== PROVIDED RECORDS

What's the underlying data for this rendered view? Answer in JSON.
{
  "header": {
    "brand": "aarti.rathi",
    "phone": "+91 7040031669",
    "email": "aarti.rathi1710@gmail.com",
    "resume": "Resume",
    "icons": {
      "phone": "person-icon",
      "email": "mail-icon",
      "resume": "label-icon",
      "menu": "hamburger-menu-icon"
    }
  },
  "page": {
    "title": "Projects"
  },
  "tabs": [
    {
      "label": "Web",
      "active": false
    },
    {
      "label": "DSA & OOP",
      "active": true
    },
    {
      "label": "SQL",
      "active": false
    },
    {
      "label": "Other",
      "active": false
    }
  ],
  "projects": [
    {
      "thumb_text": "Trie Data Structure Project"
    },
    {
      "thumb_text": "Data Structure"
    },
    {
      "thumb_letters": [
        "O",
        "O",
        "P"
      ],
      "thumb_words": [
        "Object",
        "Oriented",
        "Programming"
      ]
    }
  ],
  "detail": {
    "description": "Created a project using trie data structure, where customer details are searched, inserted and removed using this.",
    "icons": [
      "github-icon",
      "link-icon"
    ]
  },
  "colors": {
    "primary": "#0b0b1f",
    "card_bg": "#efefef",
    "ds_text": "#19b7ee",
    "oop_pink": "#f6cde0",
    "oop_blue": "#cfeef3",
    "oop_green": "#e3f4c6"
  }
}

====

TO DO: Reproduce each record exactly, leaving nothing out.

COMPLETE RESPONSE:
What's the underlying data for this rendered view? Answer in JSON.
{
  "header": {
    "brand": "aarti.rathi",
    "phone": "+91 7040031669",
    "email": "aarti.rathi1710@gmail.com",
    "resume": "Resume",
    "icons": {
      "phone": "person-icon",
      "email": "mail-icon",
      "resume": "label-icon",
      "menu": "hamburger-menu-icon"
    }
  },
  "page": {
    "title": "Projects"
  },
  "tabs": [
    {
      "label": "Web",
      "active": false
    },
    {
      "label": "DSA & OOP",
      "active": true
    },
    {
      "label": "SQL",
      "active": false
    },
    {
      "label": "Other",
      "active": false
    }
  ],
  "projects": [
    {
      "thumb_text": "Trie Data Structure Project"
    },
    {
      "thumb_text": "Data Structure"
    },
    {
      "thumb_letters": [
        "O",
        "O",
        "P"
      ],
      "thumb_words": [
        "Object",
        "Oriented",
        "Programming"
      ]
    }
  ],
  "detail": {
    "description": "Created a project using trie data structure, where customer details are searched, inserted and removed using this.",
    "icons": [
      "github-icon",
      "link-icon"
    ]
  },
  "colors": {
    "primary": "#0b0b1f",
    "card_bg": "#efefef",
    "ds_text": "#19b7ee",
    "oop_pink": "#f6cde0",
    "oop_blue": "#cfeef3",
    "oop_green": "#e3f4c6"
  }
}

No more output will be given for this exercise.